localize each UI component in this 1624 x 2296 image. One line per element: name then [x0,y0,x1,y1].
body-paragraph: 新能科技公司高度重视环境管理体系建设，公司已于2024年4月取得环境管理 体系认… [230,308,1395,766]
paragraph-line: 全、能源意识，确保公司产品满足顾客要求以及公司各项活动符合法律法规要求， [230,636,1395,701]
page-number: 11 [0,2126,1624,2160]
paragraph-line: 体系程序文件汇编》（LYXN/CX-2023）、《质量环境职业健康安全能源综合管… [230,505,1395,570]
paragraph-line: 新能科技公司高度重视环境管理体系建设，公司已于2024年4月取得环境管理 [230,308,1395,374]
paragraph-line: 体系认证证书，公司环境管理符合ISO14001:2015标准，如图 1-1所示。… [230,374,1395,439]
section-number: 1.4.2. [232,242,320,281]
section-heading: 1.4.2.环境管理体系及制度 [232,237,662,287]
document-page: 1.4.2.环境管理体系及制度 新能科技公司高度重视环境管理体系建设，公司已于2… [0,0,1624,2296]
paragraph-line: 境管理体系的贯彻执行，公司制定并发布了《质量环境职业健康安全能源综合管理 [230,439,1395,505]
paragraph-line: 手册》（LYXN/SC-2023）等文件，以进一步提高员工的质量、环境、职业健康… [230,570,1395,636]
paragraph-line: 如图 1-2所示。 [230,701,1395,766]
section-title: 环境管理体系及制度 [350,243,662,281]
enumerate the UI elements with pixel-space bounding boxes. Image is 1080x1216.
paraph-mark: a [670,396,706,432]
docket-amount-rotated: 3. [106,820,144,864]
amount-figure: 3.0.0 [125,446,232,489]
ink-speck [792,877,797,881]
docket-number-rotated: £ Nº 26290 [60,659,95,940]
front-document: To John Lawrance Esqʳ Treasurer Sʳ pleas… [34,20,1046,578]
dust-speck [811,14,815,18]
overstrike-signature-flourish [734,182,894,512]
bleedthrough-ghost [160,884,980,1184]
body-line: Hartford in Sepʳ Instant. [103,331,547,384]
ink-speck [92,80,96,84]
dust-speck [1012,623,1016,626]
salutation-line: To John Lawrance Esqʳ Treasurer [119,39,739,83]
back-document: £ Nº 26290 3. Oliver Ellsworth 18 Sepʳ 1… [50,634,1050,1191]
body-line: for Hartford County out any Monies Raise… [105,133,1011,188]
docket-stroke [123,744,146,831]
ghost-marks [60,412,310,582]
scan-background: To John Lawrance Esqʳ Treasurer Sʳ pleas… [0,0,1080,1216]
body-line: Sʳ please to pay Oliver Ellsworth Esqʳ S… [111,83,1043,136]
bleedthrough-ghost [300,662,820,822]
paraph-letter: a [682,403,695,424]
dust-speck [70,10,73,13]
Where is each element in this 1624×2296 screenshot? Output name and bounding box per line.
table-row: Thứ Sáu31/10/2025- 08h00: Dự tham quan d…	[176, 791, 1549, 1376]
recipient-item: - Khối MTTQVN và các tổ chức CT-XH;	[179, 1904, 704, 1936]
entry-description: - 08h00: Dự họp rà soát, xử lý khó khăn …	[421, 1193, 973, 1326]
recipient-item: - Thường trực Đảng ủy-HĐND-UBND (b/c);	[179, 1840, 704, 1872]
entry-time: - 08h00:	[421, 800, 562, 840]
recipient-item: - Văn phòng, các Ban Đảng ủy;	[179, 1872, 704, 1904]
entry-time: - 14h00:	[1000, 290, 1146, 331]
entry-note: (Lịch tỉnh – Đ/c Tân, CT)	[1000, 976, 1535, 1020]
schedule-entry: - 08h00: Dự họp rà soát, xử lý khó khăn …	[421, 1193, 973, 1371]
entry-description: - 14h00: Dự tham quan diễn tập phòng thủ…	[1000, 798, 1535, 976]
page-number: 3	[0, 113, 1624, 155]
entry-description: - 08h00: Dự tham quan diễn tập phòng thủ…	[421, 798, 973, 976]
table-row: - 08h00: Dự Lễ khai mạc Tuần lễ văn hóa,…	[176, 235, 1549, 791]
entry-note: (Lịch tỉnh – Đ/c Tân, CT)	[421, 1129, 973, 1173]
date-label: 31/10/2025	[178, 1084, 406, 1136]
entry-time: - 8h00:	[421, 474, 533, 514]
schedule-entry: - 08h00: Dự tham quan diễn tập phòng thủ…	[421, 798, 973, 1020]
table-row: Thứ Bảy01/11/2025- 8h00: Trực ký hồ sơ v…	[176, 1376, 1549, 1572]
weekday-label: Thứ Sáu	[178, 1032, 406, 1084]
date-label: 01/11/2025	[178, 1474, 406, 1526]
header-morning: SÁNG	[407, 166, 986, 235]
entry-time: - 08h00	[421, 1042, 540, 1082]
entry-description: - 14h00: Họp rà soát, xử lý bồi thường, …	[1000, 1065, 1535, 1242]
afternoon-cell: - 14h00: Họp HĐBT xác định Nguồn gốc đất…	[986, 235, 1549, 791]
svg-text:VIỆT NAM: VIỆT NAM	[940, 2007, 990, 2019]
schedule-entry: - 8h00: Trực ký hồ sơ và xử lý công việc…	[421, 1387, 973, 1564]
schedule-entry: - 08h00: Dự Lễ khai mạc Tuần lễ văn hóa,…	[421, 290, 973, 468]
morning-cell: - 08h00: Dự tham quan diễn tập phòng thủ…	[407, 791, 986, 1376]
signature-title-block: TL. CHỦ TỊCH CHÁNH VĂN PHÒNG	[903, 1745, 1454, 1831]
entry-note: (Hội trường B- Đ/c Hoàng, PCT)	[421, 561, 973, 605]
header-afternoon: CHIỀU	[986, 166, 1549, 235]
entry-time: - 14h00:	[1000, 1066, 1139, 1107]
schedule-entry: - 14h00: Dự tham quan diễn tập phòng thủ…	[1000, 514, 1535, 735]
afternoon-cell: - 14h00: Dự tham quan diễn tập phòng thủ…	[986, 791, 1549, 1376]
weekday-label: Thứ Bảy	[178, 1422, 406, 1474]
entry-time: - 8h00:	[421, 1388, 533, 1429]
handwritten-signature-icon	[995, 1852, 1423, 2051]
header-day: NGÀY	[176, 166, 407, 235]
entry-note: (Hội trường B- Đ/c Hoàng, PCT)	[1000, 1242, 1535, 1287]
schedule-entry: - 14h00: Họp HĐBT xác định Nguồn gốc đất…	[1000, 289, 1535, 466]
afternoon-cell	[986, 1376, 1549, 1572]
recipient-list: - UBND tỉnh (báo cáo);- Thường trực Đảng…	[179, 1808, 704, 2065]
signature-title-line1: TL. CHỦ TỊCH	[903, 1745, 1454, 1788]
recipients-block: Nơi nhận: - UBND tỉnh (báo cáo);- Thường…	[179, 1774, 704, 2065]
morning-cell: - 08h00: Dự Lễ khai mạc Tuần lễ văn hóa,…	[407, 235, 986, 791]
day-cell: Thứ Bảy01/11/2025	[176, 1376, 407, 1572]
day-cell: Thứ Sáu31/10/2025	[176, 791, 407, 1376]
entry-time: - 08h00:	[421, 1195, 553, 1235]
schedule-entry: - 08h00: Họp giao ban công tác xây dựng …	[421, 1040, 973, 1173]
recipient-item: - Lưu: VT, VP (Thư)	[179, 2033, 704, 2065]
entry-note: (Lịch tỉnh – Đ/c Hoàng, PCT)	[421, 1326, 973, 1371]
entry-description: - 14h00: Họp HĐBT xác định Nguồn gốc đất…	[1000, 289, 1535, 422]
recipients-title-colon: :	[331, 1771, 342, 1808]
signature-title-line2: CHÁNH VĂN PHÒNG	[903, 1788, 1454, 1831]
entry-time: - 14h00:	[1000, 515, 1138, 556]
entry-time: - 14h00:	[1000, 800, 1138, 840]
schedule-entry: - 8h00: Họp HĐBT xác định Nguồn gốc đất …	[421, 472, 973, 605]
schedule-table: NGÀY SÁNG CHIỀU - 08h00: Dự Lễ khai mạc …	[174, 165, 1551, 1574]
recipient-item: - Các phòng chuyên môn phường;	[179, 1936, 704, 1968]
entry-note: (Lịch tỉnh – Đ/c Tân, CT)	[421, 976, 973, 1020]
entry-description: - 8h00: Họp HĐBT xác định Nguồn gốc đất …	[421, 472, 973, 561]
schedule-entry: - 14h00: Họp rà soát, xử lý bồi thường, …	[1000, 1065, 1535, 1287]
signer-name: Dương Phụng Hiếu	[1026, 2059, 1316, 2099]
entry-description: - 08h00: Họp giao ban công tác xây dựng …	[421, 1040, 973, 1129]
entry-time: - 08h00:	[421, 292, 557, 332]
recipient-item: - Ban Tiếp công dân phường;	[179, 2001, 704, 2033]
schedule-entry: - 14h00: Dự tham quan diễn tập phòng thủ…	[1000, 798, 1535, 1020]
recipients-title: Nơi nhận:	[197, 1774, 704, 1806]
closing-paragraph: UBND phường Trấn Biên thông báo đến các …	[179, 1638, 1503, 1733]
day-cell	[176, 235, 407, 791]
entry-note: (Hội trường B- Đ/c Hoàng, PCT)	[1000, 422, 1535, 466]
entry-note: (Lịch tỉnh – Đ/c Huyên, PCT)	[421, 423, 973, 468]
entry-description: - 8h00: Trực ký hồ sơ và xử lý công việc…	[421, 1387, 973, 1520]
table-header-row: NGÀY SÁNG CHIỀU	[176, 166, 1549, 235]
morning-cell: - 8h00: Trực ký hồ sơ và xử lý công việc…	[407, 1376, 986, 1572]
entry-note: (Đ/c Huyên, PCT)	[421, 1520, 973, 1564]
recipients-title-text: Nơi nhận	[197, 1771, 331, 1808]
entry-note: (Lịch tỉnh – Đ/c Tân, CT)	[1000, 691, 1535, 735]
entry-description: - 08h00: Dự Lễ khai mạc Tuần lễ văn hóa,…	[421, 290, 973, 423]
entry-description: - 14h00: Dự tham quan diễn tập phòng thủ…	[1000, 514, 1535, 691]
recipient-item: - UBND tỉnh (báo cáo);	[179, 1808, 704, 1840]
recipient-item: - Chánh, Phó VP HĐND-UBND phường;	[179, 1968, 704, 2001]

━━━━━━━━━━━━━━━━━━━━

### [Exercise description]
Reproduce the records above verbatim, beginning with their first line and stopping after the line that contains "page-number: 11 [0,2126,1624,2160]".

### [Response]
localize each UI component in this 1624 x 2296 image. One line per element: name then [x0,y0,x1,y1].
body-paragraph: 新能科技公司高度重视环境管理体系建设，公司已于2024年4月取得环境管理 体系认… [230,308,1395,766]
paragraph-line: 全、能源意识，确保公司产品满足顾客要求以及公司各项活动符合法律法规要求， [230,636,1395,701]
page-number: 11 [0,2126,1624,2160]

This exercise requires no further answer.